*** Artikel

Foto: André Gosselin

 

Dicke Wumme, halbnackte Frauen, harte Sprüche – Vega beherrscht das Rapper-Repertoire perfekt. Und bricht das Klischee: Er trinkt lieber Smoothies als Vodka und isst Döner nur aus Sojafleisch. Wie kann man als Veganer in der Gangsta-Rap-Szene überleben? Katrin Kasper hat für das VEGANMAGAZIN nachgefragt. 

 

Dein neues Album heißt „Locke“, wie Dein Spitzname. Was ist Deine Botschaft?

Jeder Song ist eine emotionale Momentaufnahme. Dieses Deutsch-Rap-Hiphop-Ding bringt es auch mit sich, dass es Songs gibt, die inhaltlich gar nicht so eine Tiefe haben. Sie spiegeln einfach einen inneren oder fiktiven Kampf wider, manchmal wird einfach nur geprahlt. Aber es gibt auch politische Songs, zum Beispiel „Schwarz-Weiß“ mit Moses Pelham. Oder emotionale: Bei „Alles beim Alten“ kämpfe ich mit meinen inneren Dämonen. Natürlich wünsche ich mir, dass jeder, der das hört, unterhalten wird – und es vielleicht das eine oder andere Mal zum Nachdenken bringt oder hilft, eigene Wut loszuwerden.

 

Früher hast Du ziemlich plakativ „Hau auf die Fresse“ gerappt. Später dann, dass Du weg willst von der Straße. Wie kam es zu dem Sinneswandel?

******
*** Auszüge aus Daten

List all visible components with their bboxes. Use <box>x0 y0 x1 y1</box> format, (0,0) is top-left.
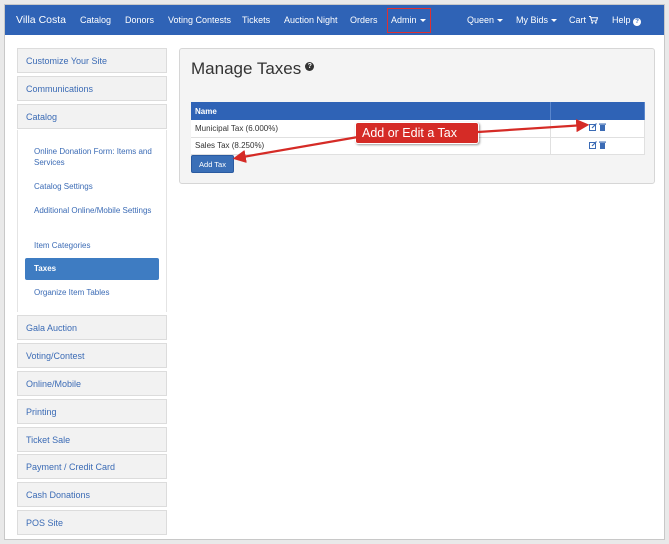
nav-auction-night[interactable]: Auction Night <box>284 5 338 35</box>
nav-admin-label: Admin <box>391 15 417 25</box>
sidebar-item-communications[interactable]: Communications <box>17 76 167 101</box>
tax-actions-cell <box>550 120 645 138</box>
top-navbar: Villa Costa Catalog Donors Voting Contes… <box>5 5 664 35</box>
sidebar-item-pos-site[interactable]: POS Site <box>17 510 167 535</box>
trash-icon[interactable] <box>599 141 607 151</box>
nav-voting-contests[interactable]: Voting Contests <box>168 5 231 35</box>
sidebar-item-gala-auction[interactable]: Gala Auction <box>17 315 167 340</box>
sidebar-item-cash-donations[interactable]: Cash Donations <box>17 482 167 507</box>
submenu-taxes-active[interactable]: Taxes <box>25 258 159 280</box>
table-header-row: Name <box>191 102 645 120</box>
sidebar-item-customize-your-site[interactable]: Customize Your Site <box>17 48 167 73</box>
submenu-item-categories[interactable]: Item Categories <box>34 240 158 251</box>
annotation-callout: Add or Edit a Tax <box>355 122 479 144</box>
nav-catalog[interactable]: Catalog <box>80 5 111 35</box>
column-header-name: Name <box>191 102 552 120</box>
cart-icon <box>588 16 598 24</box>
sidebar-item-payment-credit-card[interactable]: Payment / Credit Card <box>17 454 167 479</box>
sidebar-item-online-mobile[interactable]: Online/Mobile <box>17 371 167 396</box>
page-title-text: Manage Taxes <box>191 59 302 78</box>
add-tax-button[interactable]: Add Tax <box>191 155 234 173</box>
nav-my-bids-dropdown[interactable]: My Bids <box>516 5 558 35</box>
manage-taxes-panel: Manage Taxes? Name Municipal Tax (6.000%… <box>179 48 655 184</box>
sidebar-item-ticket-sale[interactable]: Ticket Sale <box>17 427 167 452</box>
nav-orders[interactable]: Orders <box>350 5 378 35</box>
nav-cart[interactable]: Cart <box>569 5 598 35</box>
brand-link[interactable]: Villa Costa <box>16 5 66 35</box>
nav-donors[interactable]: Donors <box>125 5 154 35</box>
nav-queen-label: Queen <box>467 15 495 25</box>
help-icon[interactable]: ? <box>305 62 315 71</box>
sidebar-item-voting-contest[interactable]: Voting/Contest <box>17 343 167 368</box>
nav-cart-label: Cart <box>569 15 587 25</box>
submenu-organize-item-tables[interactable]: Organize Item Tables <box>34 287 158 298</box>
sidebar-item-catalog[interactable]: Catalog <box>17 104 167 129</box>
nav-queen-dropdown[interactable]: Queen <box>467 5 504 35</box>
column-header-actions <box>550 102 645 120</box>
nav-my-bids-label: My Bids <box>516 15 549 25</box>
nav-help-label: Help <box>612 15 631 25</box>
edit-icon[interactable] <box>589 140 597 151</box>
catalog-submenu: Online Donation Form: Items and Services… <box>17 130 167 312</box>
nav-tickets[interactable]: Tickets <box>242 5 270 35</box>
nav-help[interactable]: Help ? <box>612 5 642 35</box>
browser-frame: Villa Costa Catalog Donors Voting Contes… <box>4 4 665 540</box>
submenu-catalog-settings[interactable]: Catalog Settings <box>34 181 158 192</box>
caret-down-icon <box>497 19 504 23</box>
tax-actions-cell <box>550 137 645 155</box>
submenu-additional-online-mobile-settings[interactable]: Additional Online/Mobile Settings <box>34 205 158 216</box>
question-circle-icon: ? <box>633 18 642 26</box>
sidebar-item-printing[interactable]: Printing <box>17 399 167 424</box>
trash-icon[interactable] <box>599 123 607 133</box>
caret-down-icon <box>551 19 558 23</box>
edit-icon[interactable] <box>589 123 597 133</box>
nav-admin-dropdown[interactable]: Admin <box>391 5 426 35</box>
page-title: Manage Taxes? <box>191 59 315 79</box>
caret-down-icon <box>419 19 426 23</box>
submenu-online-donation-form[interactable]: Online Donation Form: Items and Services <box>34 146 158 168</box>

******

▶ **Liste der Aufgaben**:
- A) Schreibe aus dem Interview den Abschnitt von „Jeder Song ist“ bis einschließlich „eigene Wut loszuwerden.“ wörtlich ab.
- B) Gib an, wie Vegas neues Album laut dem Interview heißt.
- C) Erkläre mit ein bis drei Sätzen, warum manche von Vegas Songs laut dem Interview inhaltlich wenig Tiefe haben.
Die Daten stehen in keinem Zusammenhang mit dem Interview.

▶ **Antworten je Aufgabe**:
- A)
Jeder Song ist eine emotionale Momentaufnahme. Dieses Deutsch-Rap-Hiphop-Ding bringt es auch mit sich, dass es Songs gibt, die inhaltlich gar nicht so eine Tiefe haben. Sie spiegeln einfach einen inneren oder fiktiven Kampf wider, manchmal wird einfach nur geprahlt. Aber es gibt auch politische Songs, zum Beispiel „Schwarz-Weiß“ mit Moses Pelham. Oder emotionale: Bei „Alles beim Alten“ kämpfe ich mit meinen inneren Dämonen. Natürlich wünsche ich mir, dass jeder, der das hört, unterhalten wird – und es vielleicht das eine oder andere Mal zum Nachdenken bringt oder hilft, eigene Wut loszuwerden.

- B) Das Album heißt „Locke“, wie Vegas Spitzname.

- C) Laut Vega bringt das Deutsch-Rap-Hiphop-Ding es mit sich, dass es auch solche Songs gibt. Sie spiegeln einfach einen inneren oder fiktiven Kampf wider, und manchmal wird nur geprahlt.